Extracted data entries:
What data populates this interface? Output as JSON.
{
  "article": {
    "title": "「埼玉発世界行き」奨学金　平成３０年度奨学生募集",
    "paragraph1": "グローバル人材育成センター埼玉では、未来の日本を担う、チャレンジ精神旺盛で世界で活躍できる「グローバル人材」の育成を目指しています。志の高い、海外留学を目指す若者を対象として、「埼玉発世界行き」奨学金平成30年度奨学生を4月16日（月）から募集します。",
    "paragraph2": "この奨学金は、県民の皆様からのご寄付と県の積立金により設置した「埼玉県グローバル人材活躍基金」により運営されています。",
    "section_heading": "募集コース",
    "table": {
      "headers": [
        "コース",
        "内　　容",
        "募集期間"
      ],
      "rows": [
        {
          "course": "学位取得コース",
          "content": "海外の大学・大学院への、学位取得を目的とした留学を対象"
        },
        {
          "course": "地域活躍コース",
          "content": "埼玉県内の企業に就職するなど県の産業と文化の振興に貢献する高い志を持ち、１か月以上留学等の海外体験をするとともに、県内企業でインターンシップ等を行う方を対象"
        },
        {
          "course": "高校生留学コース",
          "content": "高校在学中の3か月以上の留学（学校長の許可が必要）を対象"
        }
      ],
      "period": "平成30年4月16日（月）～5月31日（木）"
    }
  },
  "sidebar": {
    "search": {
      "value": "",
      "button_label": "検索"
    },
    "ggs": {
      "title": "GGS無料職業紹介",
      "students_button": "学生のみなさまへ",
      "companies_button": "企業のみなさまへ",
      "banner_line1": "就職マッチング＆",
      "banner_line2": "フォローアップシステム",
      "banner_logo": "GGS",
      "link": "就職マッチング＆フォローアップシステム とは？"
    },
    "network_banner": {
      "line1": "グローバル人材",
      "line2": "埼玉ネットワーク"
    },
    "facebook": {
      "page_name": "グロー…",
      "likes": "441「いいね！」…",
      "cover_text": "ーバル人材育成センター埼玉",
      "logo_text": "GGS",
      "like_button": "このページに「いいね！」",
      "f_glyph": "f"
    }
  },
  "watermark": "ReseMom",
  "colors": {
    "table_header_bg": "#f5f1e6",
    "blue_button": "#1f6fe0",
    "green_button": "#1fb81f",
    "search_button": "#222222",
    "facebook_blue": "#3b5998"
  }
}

Written exercise
Can you give every line above again, exactly as written?

Result of this task
What data populates this interface? Output as JSON.
{
  "article": {
    "title": "「埼玉発世界行き」奨学金　平成３０年度奨学生募集",
    "paragraph1": "グローバル人材育成センター埼玉では、未来の日本を担う、チャレンジ精神旺盛で世界で活躍できる「グローバル人材」の育成を目指しています。志の高い、海外留学を目指す若者を対象として、「埼玉発世界行き」奨学金平成30年度奨学生を4月16日（月）から募集します。",
    "paragraph2": "この奨学金は、県民の皆様からのご寄付と県の積立金により設置した「埼玉県グローバル人材活躍基金」により運営されています。",
    "section_heading": "募集コース",
    "table": {
      "headers": [
        "コース",
        "内　　容",
        "募集期間"
      ],
      "rows": [
        {
          "course": "学位取得コース",
          "content": "海外の大学・大学院への、学位取得を目的とした留学を対象"
        },
        {
          "course": "地域活躍コース",
          "content": "埼玉県内の企業に就職するなど県の産業と文化の振興に貢献する高い志を持ち、１か月以上留学等の海外体験をするとともに、県内企業でインターンシップ等を行う方を対象"
        },
        {
          "course": "高校生留学コース",
          "content": "高校在学中の3か月以上の留学（学校長の許可が必要）を対象"
        }
      ],
      "period": "平成30年4月16日（月）～5月31日（木）"
    }
  },
  "sidebar": {
    "search": {
      "value": "",
      "button_label": "検索"
    },
    "ggs": {
      "title": "GGS無料職業紹介",
      "students_button": "学生のみなさまへ",
      "companies_button": "企業のみなさまへ",
      "banner_line1": "就職マッチング＆",
      "banner_line2": "フォローアップシステム",
      "banner_logo": "GGS",
      "link": "就職マッチング＆フォローアップシステム とは？"
    },
    "network_banner": {
      "line1": "グローバル人材",
      "line2": "埼玉ネットワーク"
    },
    "facebook": {
      "page_name": "グロー…",
      "likes": "441「いいね！」…",
      "cover_text": "ーバル人材育成センター埼玉",
      "logo_text": "GGS",
      "like_button": "このページに「いいね！」",
      "f_glyph": "f"
    }
  },
  "watermark": "ReseMom",
  "colors": {
    "table_header_bg": "#f5f1e6",
    "blue_button": "#1f6fe0",
    "green_button": "#1fb81f",
    "search_button": "#222222",
    "facebook_blue": "#3b5998"
  }
}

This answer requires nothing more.